* Exercise instructions *
Pull out every line below containing the word "ylabel".

* Input for this task *
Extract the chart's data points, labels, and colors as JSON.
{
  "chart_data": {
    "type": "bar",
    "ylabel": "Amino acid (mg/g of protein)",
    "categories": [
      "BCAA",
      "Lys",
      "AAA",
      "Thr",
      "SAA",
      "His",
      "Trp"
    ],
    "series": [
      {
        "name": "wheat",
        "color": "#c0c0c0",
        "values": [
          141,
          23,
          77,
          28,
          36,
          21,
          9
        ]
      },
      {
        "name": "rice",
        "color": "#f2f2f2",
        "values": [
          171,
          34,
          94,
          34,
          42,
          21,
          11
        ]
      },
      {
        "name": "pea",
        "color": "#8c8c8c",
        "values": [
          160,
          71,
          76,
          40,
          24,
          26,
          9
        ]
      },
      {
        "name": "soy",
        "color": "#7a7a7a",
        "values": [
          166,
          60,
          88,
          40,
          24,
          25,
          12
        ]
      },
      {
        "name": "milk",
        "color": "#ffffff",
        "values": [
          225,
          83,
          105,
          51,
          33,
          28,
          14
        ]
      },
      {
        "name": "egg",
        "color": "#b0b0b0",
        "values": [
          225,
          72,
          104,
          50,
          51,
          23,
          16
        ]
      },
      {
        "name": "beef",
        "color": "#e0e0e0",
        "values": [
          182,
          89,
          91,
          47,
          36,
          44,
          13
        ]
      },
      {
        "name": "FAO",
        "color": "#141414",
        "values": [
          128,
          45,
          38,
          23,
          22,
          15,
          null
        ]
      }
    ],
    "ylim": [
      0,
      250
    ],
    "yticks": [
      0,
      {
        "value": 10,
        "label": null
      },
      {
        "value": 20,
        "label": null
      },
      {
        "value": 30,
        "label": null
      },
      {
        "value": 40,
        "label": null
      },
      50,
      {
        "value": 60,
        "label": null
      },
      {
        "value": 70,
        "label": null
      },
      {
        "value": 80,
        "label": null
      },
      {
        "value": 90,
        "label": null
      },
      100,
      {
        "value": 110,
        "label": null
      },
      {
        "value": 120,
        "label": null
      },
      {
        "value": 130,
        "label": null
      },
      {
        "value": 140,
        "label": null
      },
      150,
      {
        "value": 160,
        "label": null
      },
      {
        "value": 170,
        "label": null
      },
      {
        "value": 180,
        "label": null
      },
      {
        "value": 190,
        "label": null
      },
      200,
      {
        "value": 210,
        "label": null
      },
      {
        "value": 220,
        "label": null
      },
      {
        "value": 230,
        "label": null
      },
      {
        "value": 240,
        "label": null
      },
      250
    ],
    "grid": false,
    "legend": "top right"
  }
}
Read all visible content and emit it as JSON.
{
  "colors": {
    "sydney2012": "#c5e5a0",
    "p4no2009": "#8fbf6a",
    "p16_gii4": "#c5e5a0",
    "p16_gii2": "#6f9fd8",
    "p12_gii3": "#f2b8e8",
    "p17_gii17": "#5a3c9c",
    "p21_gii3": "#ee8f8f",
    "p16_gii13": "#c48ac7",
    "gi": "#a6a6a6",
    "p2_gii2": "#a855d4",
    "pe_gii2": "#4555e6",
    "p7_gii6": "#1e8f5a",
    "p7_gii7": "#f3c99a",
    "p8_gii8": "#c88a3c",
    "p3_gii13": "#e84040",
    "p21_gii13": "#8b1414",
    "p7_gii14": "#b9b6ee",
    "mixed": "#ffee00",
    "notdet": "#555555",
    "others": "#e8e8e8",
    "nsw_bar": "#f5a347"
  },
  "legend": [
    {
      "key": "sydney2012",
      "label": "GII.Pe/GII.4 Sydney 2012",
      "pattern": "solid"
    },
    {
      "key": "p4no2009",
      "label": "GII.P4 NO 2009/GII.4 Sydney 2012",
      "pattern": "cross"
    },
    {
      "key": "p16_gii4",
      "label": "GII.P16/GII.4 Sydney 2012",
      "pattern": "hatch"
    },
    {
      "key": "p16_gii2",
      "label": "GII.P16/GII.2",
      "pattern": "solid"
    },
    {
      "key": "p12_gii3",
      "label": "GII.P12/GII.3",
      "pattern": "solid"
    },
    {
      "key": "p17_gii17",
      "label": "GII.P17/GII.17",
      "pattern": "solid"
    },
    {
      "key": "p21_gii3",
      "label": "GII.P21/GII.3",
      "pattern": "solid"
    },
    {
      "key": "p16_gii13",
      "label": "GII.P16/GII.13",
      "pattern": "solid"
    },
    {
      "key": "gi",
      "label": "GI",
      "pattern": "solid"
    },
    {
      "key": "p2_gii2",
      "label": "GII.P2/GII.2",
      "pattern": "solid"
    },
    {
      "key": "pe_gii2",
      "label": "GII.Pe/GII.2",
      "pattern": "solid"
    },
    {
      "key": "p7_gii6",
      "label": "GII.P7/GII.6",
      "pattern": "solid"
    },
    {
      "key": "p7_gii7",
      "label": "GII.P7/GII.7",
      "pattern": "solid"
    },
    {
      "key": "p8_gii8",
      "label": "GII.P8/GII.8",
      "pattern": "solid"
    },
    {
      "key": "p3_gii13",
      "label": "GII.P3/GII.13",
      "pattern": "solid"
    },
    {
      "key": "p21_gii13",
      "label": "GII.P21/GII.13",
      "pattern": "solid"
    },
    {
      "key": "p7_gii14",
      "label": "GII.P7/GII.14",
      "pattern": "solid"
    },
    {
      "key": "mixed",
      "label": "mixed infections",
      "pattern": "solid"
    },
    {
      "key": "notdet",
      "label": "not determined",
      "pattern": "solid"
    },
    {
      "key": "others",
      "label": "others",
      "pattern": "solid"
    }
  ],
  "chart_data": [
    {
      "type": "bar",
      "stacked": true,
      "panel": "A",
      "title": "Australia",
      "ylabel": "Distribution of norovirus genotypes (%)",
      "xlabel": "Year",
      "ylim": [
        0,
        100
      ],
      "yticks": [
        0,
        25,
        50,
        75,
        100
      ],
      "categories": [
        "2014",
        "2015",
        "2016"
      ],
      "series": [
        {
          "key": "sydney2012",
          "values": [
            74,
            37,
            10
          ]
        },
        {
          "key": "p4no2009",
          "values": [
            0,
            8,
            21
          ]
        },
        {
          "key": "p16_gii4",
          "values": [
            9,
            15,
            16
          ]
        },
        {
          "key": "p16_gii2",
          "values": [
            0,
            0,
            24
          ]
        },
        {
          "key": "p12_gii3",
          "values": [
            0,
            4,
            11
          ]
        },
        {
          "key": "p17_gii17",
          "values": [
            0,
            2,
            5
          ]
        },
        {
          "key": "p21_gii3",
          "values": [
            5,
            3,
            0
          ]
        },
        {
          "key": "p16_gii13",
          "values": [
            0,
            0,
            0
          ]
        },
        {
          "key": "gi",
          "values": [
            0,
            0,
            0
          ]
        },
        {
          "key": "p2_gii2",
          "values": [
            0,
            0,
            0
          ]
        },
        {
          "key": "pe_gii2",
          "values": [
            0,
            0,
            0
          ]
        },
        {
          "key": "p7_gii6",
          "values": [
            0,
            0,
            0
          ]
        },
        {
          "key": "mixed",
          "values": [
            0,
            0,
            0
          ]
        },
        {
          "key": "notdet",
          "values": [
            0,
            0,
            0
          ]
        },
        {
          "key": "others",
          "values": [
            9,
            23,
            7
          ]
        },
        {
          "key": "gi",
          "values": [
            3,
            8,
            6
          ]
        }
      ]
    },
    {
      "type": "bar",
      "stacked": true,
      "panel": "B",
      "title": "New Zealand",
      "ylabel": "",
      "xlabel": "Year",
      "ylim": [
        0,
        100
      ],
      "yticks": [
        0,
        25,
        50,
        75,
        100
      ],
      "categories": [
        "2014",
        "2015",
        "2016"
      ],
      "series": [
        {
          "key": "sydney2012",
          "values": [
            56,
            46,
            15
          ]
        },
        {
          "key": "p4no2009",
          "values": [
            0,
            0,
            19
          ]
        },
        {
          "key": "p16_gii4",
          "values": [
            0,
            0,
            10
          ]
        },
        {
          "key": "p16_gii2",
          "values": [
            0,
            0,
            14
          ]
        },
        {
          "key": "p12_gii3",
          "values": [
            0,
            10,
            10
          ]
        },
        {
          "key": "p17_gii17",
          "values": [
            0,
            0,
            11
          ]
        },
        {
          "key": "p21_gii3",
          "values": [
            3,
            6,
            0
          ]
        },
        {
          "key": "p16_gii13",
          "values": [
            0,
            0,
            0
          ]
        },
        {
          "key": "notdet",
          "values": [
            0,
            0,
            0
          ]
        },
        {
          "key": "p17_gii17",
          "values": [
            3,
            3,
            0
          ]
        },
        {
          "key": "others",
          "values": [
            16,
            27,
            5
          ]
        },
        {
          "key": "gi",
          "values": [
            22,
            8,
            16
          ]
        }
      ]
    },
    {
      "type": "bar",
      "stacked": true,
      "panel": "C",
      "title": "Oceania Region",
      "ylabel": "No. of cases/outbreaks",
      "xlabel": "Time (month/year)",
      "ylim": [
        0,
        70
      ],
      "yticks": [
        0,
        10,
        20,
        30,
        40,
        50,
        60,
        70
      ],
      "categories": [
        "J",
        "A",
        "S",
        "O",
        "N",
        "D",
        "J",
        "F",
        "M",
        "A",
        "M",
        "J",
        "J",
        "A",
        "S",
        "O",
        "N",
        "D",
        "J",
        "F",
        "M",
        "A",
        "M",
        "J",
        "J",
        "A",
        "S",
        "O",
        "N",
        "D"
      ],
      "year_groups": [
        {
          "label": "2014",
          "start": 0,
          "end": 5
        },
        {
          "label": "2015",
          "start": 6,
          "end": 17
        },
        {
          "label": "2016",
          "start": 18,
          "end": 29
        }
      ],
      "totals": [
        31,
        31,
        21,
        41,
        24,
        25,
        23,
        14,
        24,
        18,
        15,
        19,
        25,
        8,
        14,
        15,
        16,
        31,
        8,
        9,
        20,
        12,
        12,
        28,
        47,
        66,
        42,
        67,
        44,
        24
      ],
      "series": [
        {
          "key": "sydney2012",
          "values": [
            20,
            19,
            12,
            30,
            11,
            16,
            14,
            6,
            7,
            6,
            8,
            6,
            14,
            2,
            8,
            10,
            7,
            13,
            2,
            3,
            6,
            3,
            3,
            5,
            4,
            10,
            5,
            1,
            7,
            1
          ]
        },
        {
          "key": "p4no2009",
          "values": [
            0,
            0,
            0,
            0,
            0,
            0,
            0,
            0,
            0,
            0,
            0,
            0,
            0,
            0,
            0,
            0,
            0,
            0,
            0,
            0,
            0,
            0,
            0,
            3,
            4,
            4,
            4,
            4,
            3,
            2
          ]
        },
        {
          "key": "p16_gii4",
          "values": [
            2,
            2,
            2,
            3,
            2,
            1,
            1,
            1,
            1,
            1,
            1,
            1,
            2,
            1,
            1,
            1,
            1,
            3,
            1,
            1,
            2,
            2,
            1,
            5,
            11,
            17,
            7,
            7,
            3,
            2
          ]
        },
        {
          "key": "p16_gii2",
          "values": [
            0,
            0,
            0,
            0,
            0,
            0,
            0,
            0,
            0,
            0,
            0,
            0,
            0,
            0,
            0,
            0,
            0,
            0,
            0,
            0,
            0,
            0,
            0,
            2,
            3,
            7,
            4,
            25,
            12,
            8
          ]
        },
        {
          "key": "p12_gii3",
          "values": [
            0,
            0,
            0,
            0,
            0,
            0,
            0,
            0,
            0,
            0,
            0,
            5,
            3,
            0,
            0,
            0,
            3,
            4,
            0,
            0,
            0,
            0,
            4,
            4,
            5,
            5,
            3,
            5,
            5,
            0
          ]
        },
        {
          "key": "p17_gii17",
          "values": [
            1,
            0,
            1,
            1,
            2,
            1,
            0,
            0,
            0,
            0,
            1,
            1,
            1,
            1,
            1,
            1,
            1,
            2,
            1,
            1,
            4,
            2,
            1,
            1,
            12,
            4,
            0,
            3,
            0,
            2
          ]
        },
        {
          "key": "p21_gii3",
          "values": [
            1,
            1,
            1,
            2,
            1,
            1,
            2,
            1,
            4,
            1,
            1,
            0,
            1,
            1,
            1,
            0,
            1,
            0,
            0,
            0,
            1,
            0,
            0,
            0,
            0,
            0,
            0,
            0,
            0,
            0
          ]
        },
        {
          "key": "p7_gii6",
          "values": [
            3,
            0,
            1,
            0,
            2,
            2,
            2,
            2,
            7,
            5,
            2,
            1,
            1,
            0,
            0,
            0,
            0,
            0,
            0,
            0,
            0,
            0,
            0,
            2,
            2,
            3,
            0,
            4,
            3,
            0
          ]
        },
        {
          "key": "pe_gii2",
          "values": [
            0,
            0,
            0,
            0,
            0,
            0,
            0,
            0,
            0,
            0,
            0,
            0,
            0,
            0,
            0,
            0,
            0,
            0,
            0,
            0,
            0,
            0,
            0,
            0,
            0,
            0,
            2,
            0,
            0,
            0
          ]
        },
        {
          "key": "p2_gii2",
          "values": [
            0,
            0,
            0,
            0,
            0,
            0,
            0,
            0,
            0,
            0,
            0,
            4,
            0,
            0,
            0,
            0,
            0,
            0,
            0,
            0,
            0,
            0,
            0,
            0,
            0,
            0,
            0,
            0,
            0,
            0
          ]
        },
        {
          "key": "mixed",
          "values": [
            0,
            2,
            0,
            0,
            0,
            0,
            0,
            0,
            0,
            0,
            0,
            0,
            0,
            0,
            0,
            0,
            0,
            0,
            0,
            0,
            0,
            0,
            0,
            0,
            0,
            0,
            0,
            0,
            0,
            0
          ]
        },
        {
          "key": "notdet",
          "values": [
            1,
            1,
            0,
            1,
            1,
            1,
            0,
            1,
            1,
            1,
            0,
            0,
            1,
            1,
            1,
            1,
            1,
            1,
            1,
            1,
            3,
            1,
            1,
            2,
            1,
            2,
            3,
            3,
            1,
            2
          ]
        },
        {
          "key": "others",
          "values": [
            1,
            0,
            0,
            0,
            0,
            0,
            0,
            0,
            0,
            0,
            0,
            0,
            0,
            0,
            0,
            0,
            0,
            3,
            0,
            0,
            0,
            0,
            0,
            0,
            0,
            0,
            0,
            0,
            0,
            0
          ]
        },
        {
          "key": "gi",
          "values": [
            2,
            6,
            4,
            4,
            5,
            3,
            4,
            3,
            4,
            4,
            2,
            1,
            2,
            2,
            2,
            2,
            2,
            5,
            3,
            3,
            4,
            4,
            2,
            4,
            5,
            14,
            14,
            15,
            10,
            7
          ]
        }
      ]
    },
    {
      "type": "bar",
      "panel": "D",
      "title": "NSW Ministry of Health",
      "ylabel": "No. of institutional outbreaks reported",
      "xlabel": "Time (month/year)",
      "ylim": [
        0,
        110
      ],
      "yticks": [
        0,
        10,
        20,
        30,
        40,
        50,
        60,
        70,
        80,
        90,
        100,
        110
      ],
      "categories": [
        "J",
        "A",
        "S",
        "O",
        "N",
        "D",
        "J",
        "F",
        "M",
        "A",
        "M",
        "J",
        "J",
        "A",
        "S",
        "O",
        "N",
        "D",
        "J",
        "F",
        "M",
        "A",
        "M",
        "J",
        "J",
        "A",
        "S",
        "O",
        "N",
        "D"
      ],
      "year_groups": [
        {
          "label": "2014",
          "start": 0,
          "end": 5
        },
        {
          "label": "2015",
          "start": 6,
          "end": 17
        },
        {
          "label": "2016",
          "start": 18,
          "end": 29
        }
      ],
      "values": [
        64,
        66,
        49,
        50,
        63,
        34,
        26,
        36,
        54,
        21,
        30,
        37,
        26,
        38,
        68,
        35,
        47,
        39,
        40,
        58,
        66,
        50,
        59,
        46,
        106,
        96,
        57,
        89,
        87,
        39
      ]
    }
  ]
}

* Result *
    "ylabel": "Amino acid (mg/g of protein)",
      "ylabel": "Distribution of norovirus genotypes (%)",
      "ylabel": "",
      "ylabel": "No. of cases/outbreaks",
      "ylabel": "No. of institutional outbreaks reported",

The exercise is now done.